-- Supplied material --
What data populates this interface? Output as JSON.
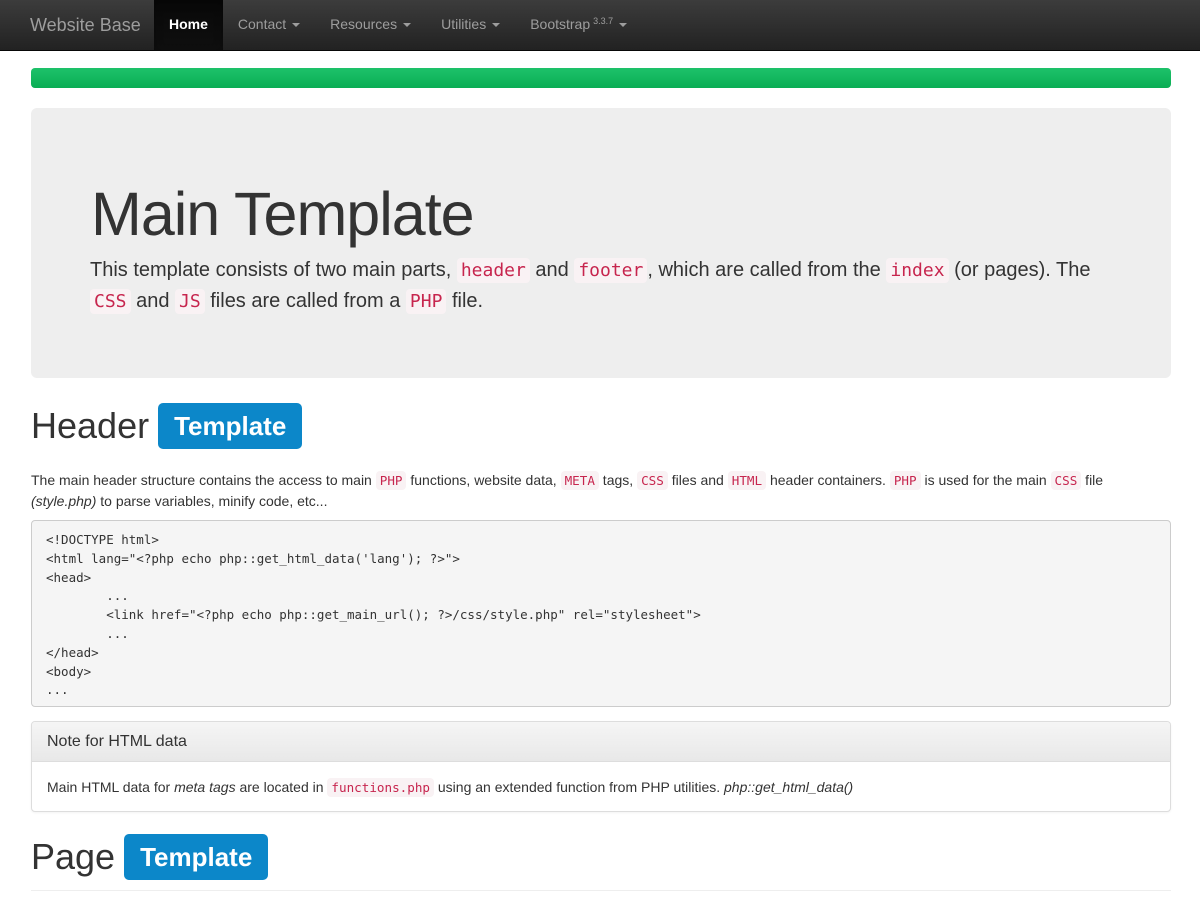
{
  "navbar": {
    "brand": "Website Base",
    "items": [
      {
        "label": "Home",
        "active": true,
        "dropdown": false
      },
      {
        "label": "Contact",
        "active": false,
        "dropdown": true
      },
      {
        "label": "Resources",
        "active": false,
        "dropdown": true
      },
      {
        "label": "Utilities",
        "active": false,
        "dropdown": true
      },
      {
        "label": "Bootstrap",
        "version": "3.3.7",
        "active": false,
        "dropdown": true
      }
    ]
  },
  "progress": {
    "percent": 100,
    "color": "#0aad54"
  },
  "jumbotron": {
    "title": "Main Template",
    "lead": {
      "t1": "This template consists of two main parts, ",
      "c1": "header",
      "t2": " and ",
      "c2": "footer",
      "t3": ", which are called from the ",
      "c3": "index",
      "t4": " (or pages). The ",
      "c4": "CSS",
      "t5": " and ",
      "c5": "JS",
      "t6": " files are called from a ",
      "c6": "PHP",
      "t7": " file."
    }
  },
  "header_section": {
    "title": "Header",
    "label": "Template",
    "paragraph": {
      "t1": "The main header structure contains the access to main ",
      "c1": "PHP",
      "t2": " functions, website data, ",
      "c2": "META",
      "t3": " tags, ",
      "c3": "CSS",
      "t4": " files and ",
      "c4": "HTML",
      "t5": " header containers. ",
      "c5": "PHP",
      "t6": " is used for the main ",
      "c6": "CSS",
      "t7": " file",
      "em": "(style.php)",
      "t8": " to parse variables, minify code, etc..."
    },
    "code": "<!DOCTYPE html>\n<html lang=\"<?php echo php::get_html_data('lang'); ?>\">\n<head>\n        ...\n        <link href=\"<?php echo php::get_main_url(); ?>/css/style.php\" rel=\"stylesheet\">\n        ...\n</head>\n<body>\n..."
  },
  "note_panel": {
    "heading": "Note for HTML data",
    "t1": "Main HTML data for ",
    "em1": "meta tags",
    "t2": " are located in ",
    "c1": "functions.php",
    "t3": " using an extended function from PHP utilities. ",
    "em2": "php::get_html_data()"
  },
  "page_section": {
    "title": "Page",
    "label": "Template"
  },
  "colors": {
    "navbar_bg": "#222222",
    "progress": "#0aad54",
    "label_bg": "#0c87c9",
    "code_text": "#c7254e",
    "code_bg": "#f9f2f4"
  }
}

-- Required task --
Transcribe the full listing above exactly as it stands, minus the pictures.

-- Final answer --
What data populates this interface? Output as JSON.
{
  "navbar": {
    "brand": "Website Base",
    "items": [
      {
        "label": "Home",
        "active": true,
        "dropdown": false
      },
      {
        "label": "Contact",
        "active": false,
        "dropdown": true
      },
      {
        "label": "Resources",
        "active": false,
        "dropdown": true
      },
      {
        "label": "Utilities",
        "active": false,
        "dropdown": true
      },
      {
        "label": "Bootstrap",
        "version": "3.3.7",
        "active": false,
        "dropdown": true
      }
    ]
  },
  "progress": {
    "percent": 100,
    "color": "#0aad54"
  },
  "jumbotron": {
    "title": "Main Template",
    "lead": {
      "t1": "This template consists of two main parts, ",
      "c1": "header",
      "t2": " and ",
      "c2": "footer",
      "t3": ", which are called from the ",
      "c3": "index",
      "t4": " (or pages). The ",
      "c4": "CSS",
      "t5": " and ",
      "c5": "JS",
      "t6": " files are called from a ",
      "c6": "PHP",
      "t7": " file."
    }
  },
  "header_section": {
    "title": "Header",
    "label": "Template",
    "paragraph": {
      "t1": "The main header structure contains the access to main ",
      "c1": "PHP",
      "t2": " functions, website data, ",
      "c2": "META",
      "t3": " tags, ",
      "c3": "CSS",
      "t4": " files and ",
      "c4": "HTML",
      "t5": " header containers. ",
      "c5": "PHP",
      "t6": " is used for the main ",
      "c6": "CSS",
      "t7": " file",
      "em": "(style.php)",
      "t8": " to parse variables, minify code, etc..."
    },
    "code": "<!DOCTYPE html>\n<html lang=\"<?php echo php::get_html_data('lang'); ?>\">\n<head>\n        ...\n        <link href=\"<?php echo php::get_main_url(); ?>/css/style.php\" rel=\"stylesheet\">\n        ...\n</head>\n<body>\n..."
  },
  "note_panel": {
    "heading": "Note for HTML data",
    "t1": "Main HTML data for ",
    "em1": "meta tags",
    "t2": " are located in ",
    "c1": "functions.php",
    "t3": " using an extended function from PHP utilities. ",
    "em2": "php::get_html_data()"
  },
  "page_section": {
    "title": "Page",
    "label": "Template"
  },
  "colors": {
    "navbar_bg": "#222222",
    "progress": "#0aad54",
    "label_bg": "#0c87c9",
    "code_text": "#c7254e",
    "code_bg": "#f9f2f4"
  }
}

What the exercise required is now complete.